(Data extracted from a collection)
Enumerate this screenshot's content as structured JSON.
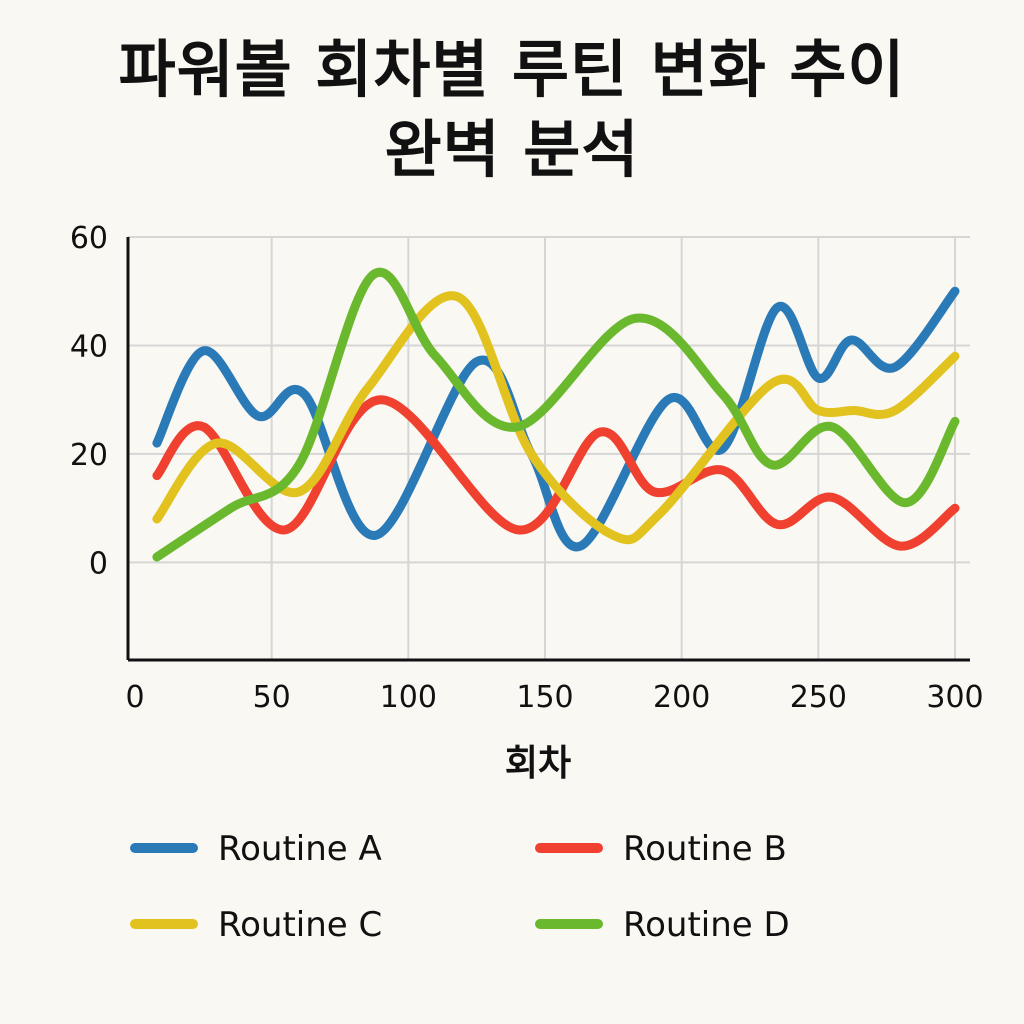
{
  "chart_data": {
    "type": "line",
    "title_lines": [
      "파워볼 회차별 루틴 변화 추이",
      "완벽 분석"
    ],
    "xlabel": "회차",
    "ylabel": "",
    "xlim": [
      0,
      300
    ],
    "ylim": [
      -18,
      60
    ],
    "xticks": [
      0,
      50,
      100,
      150,
      200,
      250,
      300
    ],
    "yticks": [
      0,
      20,
      40,
      60
    ],
    "grid": true,
    "legend_position": "bottom",
    "series": [
      {
        "name": "Routine A",
        "color": "#2a7ab8",
        "x": [
          8,
          25,
          45,
          62,
          88,
          125,
          145,
          163,
          195,
          215,
          235,
          250,
          262,
          278,
          300
        ],
        "y": [
          22,
          39,
          27,
          31,
          5,
          37,
          20,
          3,
          30,
          21,
          47,
          34,
          41,
          36,
          50
        ]
      },
      {
        "name": "Routine B",
        "color": "#ef4030",
        "x": [
          8,
          25,
          55,
          90,
          140,
          170,
          190,
          215,
          235,
          255,
          280,
          300
        ],
        "y": [
          16,
          25,
          6,
          30,
          6,
          24,
          13,
          17,
          7,
          12,
          3,
          10
        ]
      },
      {
        "name": "Routine C",
        "color": "#e2c21e",
        "x": [
          8,
          30,
          60,
          85,
          118,
          145,
          175,
          192,
          233,
          250,
          263,
          278,
          300
        ],
        "y": [
          8,
          22,
          13,
          32,
          49,
          20,
          5,
          9,
          33,
          28,
          28,
          28,
          38
        ]
      },
      {
        "name": "Routine D",
        "color": "#6ab82e",
        "x": [
          8,
          35,
          60,
          87,
          110,
          140,
          183,
          215,
          233,
          255,
          282,
          300
        ],
        "y": [
          1,
          10,
          18,
          53,
          38,
          25,
          45,
          31,
          18,
          25,
          11,
          26
        ]
      }
    ]
  }
}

- What this task involves
Pull out each line of the records holding the string "color".

- Result of the exercise
        "color": "#2a7ab8",
        "color": "#ef4030",
        "color": "#e2c21e",
        "color": "#6ab82e",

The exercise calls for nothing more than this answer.